◆ EXTRAIT CHOISI
■ ■ ■

3. D'une part, il résulte de ces dispositions que les ressources à prendre en compte pour accorder ou refuser le bénéfice de l'aide sociale comprennent les revenus perçus par le demandeur, notamment ceux tirés du placement des capitaux qu'il détient. A défaut pour lui de faire fructifier ces derniers, l'administration calcule un revenu forfaitaire, représentant les intérêts susceptibles d'être perçus, qui s'ajoute aux revenus effectivement perçus. En revanche, n'a pas à être pris en compte le montant des capitaux eux-mêmes, tant mobiliers qu'immobiliers, pour décider de l'admission ou non à l'aide sociale.

■ ■ ■

◆ EXERCICES ET CONSIGNES
- 1) D'après l'extrait sur l'aide sociale, que fait l'administration si le demandeur ne fait pas fructifier ses capitaux ?
- 2) Recopiez mot pour mot le passage de l'extrait sur l'aide sociale situé entre "3. D'une part, il" et "à l'aide sociale.", bornes incluses.
- 3) Relevez tous les verbes conjugués à un mode personnel dans l'extrait sur l'aide sociale.

■ ■ ■

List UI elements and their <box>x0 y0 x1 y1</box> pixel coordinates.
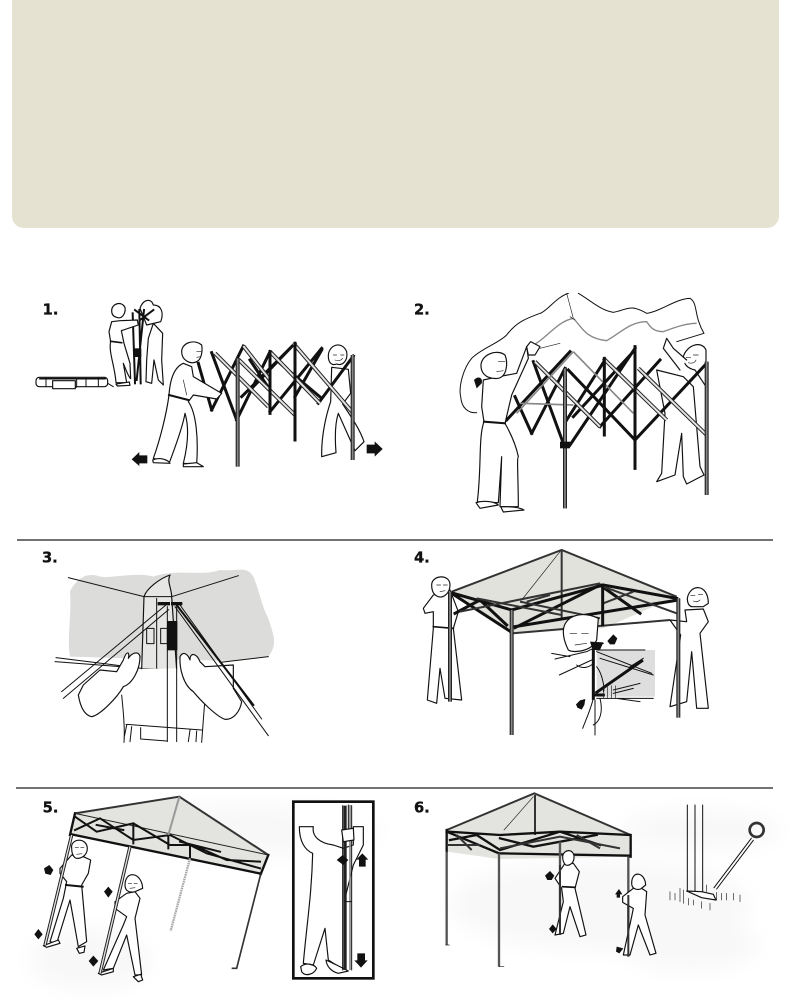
folded canopy bag <box>36 377 113 389</box>
step 1 illustration: unfolding the frame <box>36 300 383 467</box>
canopy roof <box>452 550 677 633</box>
divider between rows two and three <box>16 787 773 789</box>
right arm and hand <box>180 653 242 719</box>
man at left <box>423 577 462 703</box>
man in foreground <box>474 342 540 512</box>
woman pulling frame right <box>322 345 364 457</box>
step 4 illustration: raising canopy sides <box>414 549 708 735</box>
woman lifting middle leg <box>98 875 143 982</box>
left pole <box>45 835 72 945</box>
step number 1: 1. <box>43 302 58 319</box>
folded frame with two people <box>109 300 163 386</box>
middle pole <box>100 847 130 973</box>
expanded frame <box>450 583 678 735</box>
scissor frame <box>198 343 353 467</box>
man lifting left leg <box>43 840 91 953</box>
step 6 illustration: finishing and staking <box>414 793 764 967</box>
man pulling frame left <box>153 342 222 467</box>
right diagonal brace <box>175 605 268 736</box>
step 2 illustration: draping the canopy <box>414 293 707 512</box>
front pole overlay <box>560 865 628 957</box>
arrow to top joint <box>607 634 617 644</box>
woman at front leg <box>623 874 656 955</box>
arrow pointing left <box>132 452 147 466</box>
inset: locking detail <box>552 615 655 735</box>
grey tent backdrop <box>69 570 274 661</box>
arrow to bottom joint <box>576 699 585 710</box>
man at back leg <box>555 851 586 937</box>
step number 3: 3. <box>42 549 58 566</box>
arrows on poles <box>545 871 623 953</box>
arrow pointing right <box>367 441 383 457</box>
arrows on poles <box>34 865 113 967</box>
tent edge lines and peak <box>55 575 268 670</box>
inset: stake through footplate <box>670 805 764 910</box>
inset: extending the leg <box>293 802 373 978</box>
centre pole <box>159 604 181 742</box>
left diagonal brace <box>62 604 169 698</box>
divider between rows one and two <box>17 539 773 541</box>
canopy fabric <box>460 293 704 413</box>
canopy roof and frame <box>446 793 631 967</box>
step number 2: 2. <box>414 302 430 319</box>
left arm and hand <box>78 653 140 717</box>
step number 5: 5. <box>43 799 58 816</box>
faint paper mottling <box>30 805 780 990</box>
woman at back <box>657 338 706 484</box>
down arrow <box>354 953 368 968</box>
step number 4: 4. <box>414 549 430 566</box>
step 5 illustration: extending legs on one side <box>34 797 373 982</box>
canopy roof and frame <box>70 797 268 968</box>
header banner panel <box>12 0 779 228</box>
woman at right <box>670 588 708 708</box>
scissor frame with canopy poles <box>507 347 707 508</box>
up arrow <box>356 853 368 867</box>
person's torso and belt <box>122 668 205 742</box>
step 3 illustration: close-up of securing the centre <box>42 549 274 742</box>
step number 6: 6. <box>414 799 430 816</box>
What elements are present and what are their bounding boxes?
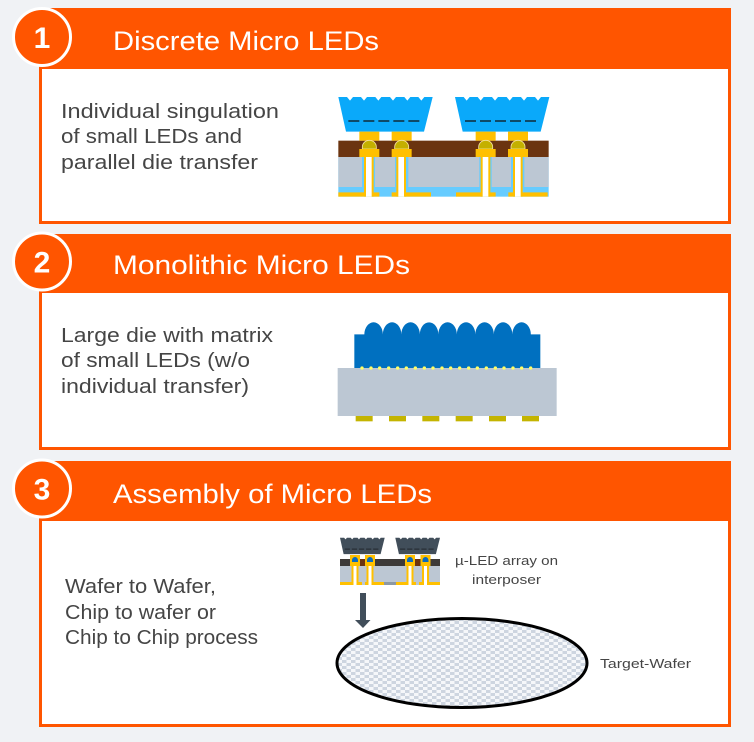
panel 3 heading: Assembly of Micro LEDs xyxy=(113,479,432,509)
panel 2 number badge: 2 xyxy=(34,246,50,280)
diagram: discrete LED chips on interposer xyxy=(338,97,549,197)
label: target wafer: Target-Wafer xyxy=(600,656,692,671)
panel 2 description: individual transfer) xyxy=(61,376,249,398)
panel 2 heading: Monolithic Micro LEDs xyxy=(113,250,410,280)
panel 3: assembly of micro LEDs xyxy=(14,460,731,727)
panel 1 description: of small LEDs and xyxy=(61,126,242,148)
panel 2 body xyxy=(42,293,728,447)
panel 3 description: Chip to Chip process xyxy=(65,627,258,649)
panel 1 heading: Discrete Micro LEDs xyxy=(113,26,379,56)
panel 3 number badge xyxy=(14,460,70,517)
panel 1 number badge: 1 xyxy=(34,22,50,55)
panel 2 frame xyxy=(39,234,731,450)
panel 3 frame xyxy=(39,461,731,727)
panel 2: monolithic micro LEDs xyxy=(14,233,731,450)
panel 1 description: Individual singulation xyxy=(61,101,279,123)
panel 1 description xyxy=(61,101,279,174)
diagram: LED array on interposer xyxy=(340,538,440,585)
arrow: down to target wafer xyxy=(355,593,370,628)
panel 3 description: Chip to wafer or xyxy=(65,602,216,624)
label: array on interposer: interposer xyxy=(472,572,542,587)
label: array on interposer: µ-LED array on xyxy=(455,553,558,568)
panel 1 number badge xyxy=(14,8,70,66)
panel 2 description: of small LEDs (w/o xyxy=(61,350,250,372)
panel 1 frame xyxy=(39,8,731,224)
diagram: monolithic LED die xyxy=(338,322,557,421)
panel 2 description: Large die with matrix xyxy=(61,325,273,347)
panel 2 number badge xyxy=(14,233,70,290)
panel 3 description: Wafer to Wafer, xyxy=(65,576,216,598)
target wafer xyxy=(337,618,587,708)
panel 1: discrete micro LEDs xyxy=(14,8,731,224)
panel 3 description xyxy=(65,576,258,649)
label: array on interposer xyxy=(455,553,558,587)
panel 1 body xyxy=(42,69,728,221)
panel 3 body xyxy=(42,521,728,724)
panel 1 description: parallel die transfer xyxy=(61,152,258,174)
panel 3 number badge: 3 xyxy=(34,474,50,506)
panel 2 description xyxy=(61,325,273,398)
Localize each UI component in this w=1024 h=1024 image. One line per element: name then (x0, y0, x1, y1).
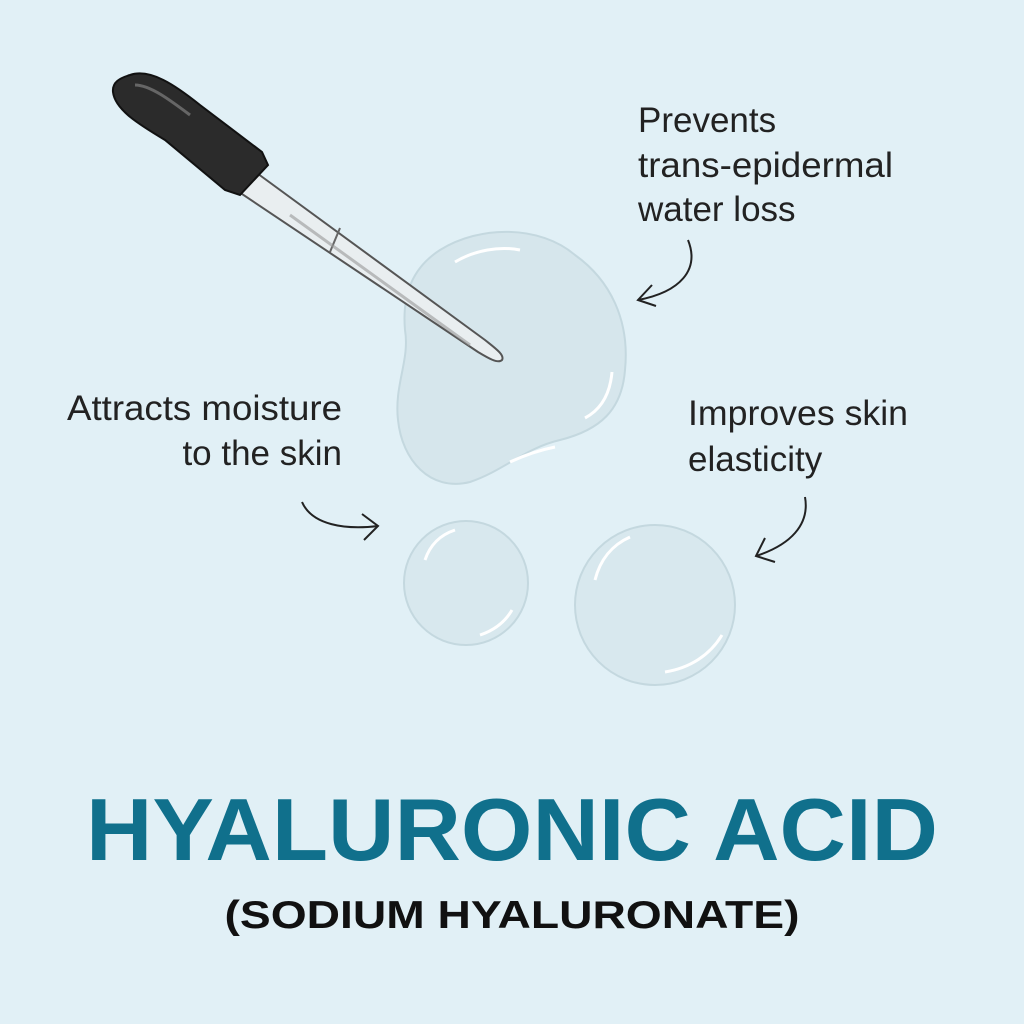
text: attracts moisture: Attracts moisture (67, 389, 342, 428)
blob: large droplet (397, 232, 626, 484)
text: attracts moisture: to the skin (182, 434, 342, 473)
arrow: to small droplet (302, 502, 378, 540)
text: improves elasticity: Improves skin (688, 394, 908, 433)
arrow: to blob top right (638, 240, 691, 306)
title: HYALURONIC ACID (86, 780, 938, 879)
icon: dropper (113, 73, 503, 361)
subtitle: (SODIUM HYALURONATE) (224, 894, 800, 937)
droplet: small left (404, 521, 528, 645)
text: improves elasticity (688, 394, 908, 479)
text: prevents water loss: Prevents (638, 101, 776, 140)
droplet: large right (575, 525, 735, 685)
arrow: to large droplet (756, 497, 806, 562)
text: prevents water loss: water loss (637, 190, 796, 229)
text: prevents water loss: trans-epidermal (638, 146, 893, 185)
text: improves elasticity: elasticity (688, 440, 823, 479)
text: prevents water loss (637, 101, 893, 229)
text: attracts moisture (67, 389, 342, 473)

■ ■ ■

◆ RÉPONSES CI-DESSOUS
- 1) Elle calcule un revenu forfaitaire, représentant les intérêts susceptibles d'être perçus, qui s'ajoute aux revenus effectivement perçus.

- 2)
3. D'une part, il résulte de ces dispositions que les ressources à prendre en compte pour accorder ou refuser le bénéfice de l'aide sociale comprennent les revenus perçus par le demandeur, notamment ceux tirés du placement des capitaux qu'il détient. A défaut pour lui de faire fructifier ces derniers, l'administration calcule un revenu forfaitaire, représentant les intérêts susceptibles d'être perçus, qui s'ajoute aux revenus effectivement perçus. En revanche, n'a pas à être pris en compte le montant des capitaux eux-mêmes, tant mobiliers qu'immobiliers, pour décider de l'admission ou non à l'aide sociale.

- 3) résulte, comprennent, détient, calcule, s'ajoute, a (dans « n'a pas à être pris en compte »)